## To do:
Using the records provided below, locate and copy each line that contains the word "screenshot".

## Materials provided:
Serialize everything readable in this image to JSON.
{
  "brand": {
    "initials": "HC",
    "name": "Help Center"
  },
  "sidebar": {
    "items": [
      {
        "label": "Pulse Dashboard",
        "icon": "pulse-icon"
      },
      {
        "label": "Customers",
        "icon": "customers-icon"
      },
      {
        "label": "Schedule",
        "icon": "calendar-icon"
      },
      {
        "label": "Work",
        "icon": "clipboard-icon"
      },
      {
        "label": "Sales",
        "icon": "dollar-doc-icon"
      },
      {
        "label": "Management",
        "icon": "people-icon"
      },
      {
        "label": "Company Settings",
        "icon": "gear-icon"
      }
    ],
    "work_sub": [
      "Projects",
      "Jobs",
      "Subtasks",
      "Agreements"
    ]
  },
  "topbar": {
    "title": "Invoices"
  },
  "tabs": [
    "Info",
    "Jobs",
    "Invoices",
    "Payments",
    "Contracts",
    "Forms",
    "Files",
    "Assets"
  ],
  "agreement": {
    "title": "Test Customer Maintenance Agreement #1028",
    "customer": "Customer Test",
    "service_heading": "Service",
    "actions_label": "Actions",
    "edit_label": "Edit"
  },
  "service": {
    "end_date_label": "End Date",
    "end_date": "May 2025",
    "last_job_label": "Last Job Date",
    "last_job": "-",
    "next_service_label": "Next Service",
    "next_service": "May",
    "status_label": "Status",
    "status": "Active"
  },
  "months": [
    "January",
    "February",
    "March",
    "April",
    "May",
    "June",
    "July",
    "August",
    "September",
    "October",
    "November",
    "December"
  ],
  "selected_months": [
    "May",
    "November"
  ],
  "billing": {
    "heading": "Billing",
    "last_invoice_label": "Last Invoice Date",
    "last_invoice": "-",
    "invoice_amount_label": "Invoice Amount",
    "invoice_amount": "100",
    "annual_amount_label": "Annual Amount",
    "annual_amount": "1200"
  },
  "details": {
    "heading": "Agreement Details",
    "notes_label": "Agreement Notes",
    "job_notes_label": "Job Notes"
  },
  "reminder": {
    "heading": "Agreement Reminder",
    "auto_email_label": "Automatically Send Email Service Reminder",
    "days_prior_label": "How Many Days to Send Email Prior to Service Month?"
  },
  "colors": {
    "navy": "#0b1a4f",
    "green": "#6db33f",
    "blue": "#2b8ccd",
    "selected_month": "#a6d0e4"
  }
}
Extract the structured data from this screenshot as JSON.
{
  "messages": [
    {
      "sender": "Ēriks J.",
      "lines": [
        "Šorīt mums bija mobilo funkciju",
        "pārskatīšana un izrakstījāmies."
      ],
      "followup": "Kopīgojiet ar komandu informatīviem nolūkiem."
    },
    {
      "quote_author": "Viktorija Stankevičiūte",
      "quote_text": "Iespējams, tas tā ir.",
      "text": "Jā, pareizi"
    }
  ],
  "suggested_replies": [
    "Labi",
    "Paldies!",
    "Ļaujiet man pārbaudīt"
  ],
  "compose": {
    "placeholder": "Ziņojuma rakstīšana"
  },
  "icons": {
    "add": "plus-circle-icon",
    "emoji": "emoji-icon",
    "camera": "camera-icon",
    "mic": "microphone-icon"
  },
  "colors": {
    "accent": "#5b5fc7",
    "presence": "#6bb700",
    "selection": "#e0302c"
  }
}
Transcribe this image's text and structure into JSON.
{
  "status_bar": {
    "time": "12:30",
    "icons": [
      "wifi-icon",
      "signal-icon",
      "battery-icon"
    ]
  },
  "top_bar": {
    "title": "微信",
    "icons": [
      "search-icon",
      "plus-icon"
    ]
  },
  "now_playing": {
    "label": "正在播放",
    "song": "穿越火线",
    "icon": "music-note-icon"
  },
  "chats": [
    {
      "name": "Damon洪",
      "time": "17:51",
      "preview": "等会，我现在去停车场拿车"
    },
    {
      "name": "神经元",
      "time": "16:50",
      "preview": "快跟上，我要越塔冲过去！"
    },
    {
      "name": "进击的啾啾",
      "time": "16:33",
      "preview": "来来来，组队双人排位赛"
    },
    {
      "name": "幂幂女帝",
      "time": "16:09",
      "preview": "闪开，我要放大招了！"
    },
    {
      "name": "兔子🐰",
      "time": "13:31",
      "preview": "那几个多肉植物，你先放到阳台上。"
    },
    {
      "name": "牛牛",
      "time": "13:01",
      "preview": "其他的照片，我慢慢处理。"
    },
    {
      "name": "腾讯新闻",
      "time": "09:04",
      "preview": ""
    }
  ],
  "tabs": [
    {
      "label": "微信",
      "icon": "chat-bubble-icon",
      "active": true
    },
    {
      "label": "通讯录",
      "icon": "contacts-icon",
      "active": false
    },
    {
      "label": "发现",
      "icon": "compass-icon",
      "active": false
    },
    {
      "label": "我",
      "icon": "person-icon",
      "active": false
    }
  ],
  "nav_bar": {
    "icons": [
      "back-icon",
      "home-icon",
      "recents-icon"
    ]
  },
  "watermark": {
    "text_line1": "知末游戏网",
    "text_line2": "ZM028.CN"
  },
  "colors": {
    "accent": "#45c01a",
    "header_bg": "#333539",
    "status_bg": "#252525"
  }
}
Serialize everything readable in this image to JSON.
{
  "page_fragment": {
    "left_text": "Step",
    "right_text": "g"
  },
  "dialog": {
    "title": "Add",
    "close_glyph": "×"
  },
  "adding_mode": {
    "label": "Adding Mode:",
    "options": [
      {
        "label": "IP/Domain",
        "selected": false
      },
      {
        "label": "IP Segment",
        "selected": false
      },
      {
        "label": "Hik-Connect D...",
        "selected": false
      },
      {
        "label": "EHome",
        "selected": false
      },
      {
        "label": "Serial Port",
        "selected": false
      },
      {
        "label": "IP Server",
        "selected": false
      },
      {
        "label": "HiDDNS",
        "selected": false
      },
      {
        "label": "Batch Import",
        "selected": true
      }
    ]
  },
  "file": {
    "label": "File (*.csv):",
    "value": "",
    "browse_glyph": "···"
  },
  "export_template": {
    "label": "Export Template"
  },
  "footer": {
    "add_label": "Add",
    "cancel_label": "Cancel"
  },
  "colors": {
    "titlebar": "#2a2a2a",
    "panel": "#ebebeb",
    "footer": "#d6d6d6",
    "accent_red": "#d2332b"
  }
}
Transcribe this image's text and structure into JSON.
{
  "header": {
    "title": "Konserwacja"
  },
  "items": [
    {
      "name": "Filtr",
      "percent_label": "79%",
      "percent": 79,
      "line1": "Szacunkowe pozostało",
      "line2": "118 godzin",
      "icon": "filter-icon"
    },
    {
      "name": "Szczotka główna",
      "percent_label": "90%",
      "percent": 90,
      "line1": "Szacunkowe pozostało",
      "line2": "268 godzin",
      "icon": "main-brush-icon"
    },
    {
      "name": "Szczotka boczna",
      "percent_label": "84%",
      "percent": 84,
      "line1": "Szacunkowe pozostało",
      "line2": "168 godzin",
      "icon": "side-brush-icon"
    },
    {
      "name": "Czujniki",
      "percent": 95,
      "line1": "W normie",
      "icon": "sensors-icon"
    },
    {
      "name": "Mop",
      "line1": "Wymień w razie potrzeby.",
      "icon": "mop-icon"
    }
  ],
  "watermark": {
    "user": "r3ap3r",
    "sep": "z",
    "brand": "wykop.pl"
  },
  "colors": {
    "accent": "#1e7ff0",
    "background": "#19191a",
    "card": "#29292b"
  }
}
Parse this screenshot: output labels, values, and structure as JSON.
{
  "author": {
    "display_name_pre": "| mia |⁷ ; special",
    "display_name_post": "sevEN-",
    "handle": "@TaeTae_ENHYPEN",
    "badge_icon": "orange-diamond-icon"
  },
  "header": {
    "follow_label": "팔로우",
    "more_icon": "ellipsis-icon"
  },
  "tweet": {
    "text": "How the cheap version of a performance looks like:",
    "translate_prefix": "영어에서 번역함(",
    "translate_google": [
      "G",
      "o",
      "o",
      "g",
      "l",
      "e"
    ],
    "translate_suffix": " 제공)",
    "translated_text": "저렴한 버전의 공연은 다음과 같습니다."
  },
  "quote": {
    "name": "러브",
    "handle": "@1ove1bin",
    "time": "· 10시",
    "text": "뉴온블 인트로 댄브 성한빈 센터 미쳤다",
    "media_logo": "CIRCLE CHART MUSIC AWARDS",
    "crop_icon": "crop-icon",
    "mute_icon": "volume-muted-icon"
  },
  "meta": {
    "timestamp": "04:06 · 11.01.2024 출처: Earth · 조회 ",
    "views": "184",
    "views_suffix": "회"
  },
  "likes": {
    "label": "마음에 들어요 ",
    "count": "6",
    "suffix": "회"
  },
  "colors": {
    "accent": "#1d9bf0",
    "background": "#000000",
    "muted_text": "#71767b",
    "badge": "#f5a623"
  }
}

## In response:
Extract the structured data from this screenshot as JSON.
Parse this screenshot: output labels, values, and structure as JSON.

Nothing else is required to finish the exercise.